** Start of GIVEN RECORDS **

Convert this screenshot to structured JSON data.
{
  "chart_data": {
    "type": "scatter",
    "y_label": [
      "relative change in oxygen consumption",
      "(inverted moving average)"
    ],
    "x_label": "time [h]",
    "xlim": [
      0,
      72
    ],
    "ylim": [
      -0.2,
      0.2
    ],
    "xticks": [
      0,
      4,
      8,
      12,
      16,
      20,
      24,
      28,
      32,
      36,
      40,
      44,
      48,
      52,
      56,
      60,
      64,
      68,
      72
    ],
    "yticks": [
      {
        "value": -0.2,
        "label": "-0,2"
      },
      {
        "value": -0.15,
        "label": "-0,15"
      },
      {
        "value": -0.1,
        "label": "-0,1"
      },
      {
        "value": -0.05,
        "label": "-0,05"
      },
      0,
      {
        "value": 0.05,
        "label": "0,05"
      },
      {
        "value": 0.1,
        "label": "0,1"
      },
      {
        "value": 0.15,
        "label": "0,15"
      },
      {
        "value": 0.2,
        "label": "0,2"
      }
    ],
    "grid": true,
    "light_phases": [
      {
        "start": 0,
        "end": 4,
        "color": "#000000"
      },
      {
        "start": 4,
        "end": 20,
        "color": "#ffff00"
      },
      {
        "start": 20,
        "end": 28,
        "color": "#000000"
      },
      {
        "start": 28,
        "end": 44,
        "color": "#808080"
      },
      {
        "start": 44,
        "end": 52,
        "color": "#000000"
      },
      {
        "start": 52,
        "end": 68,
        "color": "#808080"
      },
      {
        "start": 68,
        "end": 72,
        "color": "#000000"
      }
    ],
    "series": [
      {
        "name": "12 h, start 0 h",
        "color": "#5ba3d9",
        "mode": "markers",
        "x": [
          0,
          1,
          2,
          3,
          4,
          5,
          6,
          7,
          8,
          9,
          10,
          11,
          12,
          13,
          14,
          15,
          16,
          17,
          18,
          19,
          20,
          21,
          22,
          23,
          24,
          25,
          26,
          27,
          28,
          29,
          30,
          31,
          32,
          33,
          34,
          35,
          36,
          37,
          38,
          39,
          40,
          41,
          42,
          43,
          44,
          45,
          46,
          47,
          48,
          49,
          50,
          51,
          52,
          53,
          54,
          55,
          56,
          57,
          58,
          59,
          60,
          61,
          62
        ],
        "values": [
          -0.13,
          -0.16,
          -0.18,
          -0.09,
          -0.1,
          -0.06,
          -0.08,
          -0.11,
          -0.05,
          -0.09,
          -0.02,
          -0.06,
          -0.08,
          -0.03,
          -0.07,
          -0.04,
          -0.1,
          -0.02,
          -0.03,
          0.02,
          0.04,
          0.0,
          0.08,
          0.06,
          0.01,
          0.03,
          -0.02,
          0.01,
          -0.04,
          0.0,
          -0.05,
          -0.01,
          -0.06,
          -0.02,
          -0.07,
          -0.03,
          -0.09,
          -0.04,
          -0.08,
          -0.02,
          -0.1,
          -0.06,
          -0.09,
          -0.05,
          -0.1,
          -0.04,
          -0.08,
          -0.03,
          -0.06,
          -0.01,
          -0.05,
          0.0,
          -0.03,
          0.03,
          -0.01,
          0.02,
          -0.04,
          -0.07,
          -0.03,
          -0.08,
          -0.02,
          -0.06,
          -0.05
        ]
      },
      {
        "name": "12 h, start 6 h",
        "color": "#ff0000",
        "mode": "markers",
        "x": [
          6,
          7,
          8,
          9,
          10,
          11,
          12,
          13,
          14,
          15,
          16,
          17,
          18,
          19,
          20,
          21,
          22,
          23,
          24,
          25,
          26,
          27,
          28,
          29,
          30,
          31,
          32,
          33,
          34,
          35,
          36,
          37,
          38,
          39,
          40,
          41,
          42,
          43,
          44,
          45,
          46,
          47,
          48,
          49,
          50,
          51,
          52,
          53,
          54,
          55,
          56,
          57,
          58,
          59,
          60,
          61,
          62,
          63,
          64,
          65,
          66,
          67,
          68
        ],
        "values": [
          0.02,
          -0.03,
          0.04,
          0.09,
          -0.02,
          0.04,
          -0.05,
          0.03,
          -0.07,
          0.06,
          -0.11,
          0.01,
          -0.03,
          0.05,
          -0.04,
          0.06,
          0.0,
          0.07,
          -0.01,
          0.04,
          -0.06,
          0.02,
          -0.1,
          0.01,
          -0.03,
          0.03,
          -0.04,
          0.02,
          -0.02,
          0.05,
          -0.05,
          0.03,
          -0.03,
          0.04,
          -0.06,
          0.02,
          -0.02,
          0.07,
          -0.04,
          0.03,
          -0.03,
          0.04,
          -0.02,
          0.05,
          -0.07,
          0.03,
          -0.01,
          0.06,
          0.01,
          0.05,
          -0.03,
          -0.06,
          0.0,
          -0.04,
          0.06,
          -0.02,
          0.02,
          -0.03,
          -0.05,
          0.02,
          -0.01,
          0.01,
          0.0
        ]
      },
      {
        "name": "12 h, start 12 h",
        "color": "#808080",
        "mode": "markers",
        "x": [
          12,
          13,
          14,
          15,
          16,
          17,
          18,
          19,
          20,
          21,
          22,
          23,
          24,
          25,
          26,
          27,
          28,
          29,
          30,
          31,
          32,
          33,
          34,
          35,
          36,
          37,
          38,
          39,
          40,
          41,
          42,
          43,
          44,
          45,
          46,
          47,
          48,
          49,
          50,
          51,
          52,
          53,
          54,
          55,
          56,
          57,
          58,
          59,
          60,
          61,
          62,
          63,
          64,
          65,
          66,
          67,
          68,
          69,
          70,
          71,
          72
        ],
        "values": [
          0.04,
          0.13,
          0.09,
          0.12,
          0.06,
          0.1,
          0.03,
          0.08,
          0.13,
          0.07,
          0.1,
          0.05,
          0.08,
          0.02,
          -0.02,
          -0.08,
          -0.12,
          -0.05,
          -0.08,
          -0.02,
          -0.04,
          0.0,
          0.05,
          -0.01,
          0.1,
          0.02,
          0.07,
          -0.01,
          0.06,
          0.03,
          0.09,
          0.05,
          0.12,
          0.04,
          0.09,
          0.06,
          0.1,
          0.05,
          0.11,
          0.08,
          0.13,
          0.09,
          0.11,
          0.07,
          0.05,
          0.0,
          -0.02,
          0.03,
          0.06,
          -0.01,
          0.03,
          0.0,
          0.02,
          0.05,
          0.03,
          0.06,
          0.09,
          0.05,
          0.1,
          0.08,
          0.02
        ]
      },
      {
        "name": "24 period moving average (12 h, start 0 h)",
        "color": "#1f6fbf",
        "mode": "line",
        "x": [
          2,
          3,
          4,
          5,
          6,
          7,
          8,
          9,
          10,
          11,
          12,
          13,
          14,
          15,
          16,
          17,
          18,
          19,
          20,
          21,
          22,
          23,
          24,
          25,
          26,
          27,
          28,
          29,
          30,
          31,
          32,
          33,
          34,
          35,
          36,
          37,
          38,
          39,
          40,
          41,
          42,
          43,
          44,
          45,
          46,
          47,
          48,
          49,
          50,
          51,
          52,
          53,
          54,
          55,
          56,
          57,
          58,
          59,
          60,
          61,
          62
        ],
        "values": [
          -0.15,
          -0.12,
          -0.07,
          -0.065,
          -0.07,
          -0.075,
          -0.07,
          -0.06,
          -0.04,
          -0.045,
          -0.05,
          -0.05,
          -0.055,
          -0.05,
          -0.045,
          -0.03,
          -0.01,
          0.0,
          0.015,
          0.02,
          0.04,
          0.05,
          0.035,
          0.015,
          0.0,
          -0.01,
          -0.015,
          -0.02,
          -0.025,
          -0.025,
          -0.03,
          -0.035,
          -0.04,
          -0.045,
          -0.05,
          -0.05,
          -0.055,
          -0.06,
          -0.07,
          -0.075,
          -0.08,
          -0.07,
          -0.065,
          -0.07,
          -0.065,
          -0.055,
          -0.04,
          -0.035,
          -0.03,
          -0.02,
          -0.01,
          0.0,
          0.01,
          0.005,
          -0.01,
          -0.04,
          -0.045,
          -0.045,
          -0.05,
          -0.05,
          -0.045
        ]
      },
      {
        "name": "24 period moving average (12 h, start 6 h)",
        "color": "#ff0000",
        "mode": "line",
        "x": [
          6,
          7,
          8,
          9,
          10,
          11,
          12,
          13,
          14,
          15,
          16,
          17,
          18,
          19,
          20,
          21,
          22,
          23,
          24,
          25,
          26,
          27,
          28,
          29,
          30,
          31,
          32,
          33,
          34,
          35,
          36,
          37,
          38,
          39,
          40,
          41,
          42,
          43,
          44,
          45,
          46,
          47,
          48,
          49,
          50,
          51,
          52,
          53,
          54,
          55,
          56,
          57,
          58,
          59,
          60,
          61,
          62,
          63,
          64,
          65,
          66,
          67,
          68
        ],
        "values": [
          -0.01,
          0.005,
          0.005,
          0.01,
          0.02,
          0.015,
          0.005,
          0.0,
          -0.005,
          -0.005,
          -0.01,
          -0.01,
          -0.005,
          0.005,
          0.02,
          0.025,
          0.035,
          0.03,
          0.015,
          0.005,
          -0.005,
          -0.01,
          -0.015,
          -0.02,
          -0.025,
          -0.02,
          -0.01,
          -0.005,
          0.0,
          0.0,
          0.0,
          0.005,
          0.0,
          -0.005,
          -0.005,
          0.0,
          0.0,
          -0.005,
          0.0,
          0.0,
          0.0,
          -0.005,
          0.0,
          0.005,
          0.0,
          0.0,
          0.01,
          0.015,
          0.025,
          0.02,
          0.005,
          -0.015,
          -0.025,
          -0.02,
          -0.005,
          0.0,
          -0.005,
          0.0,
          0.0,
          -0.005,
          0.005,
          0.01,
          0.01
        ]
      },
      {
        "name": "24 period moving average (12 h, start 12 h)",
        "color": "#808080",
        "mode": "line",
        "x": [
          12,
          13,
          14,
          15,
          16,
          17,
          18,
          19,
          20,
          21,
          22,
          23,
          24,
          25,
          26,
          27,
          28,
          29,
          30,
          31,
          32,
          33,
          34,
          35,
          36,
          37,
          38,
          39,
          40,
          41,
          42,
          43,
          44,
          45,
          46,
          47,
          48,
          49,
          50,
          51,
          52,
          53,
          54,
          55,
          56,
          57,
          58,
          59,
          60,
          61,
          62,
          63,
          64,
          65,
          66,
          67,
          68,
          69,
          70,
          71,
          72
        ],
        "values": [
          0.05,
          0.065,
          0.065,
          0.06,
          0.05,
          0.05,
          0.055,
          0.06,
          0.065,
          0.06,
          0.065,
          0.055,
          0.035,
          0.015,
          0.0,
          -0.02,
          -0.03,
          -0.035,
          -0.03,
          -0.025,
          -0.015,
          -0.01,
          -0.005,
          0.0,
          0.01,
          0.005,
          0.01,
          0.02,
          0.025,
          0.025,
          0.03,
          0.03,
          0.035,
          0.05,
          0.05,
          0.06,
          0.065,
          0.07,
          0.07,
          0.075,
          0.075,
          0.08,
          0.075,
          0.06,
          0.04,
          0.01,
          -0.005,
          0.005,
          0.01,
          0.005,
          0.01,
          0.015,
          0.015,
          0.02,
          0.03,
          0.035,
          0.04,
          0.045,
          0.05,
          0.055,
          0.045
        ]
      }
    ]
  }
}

** End of GIVEN RECORDS **

— EXERCISE INSTRUCTIONS —
A single figure is required: the number of lines above in which the word "moving" occurs.

— THE COMPLETED TASK —
4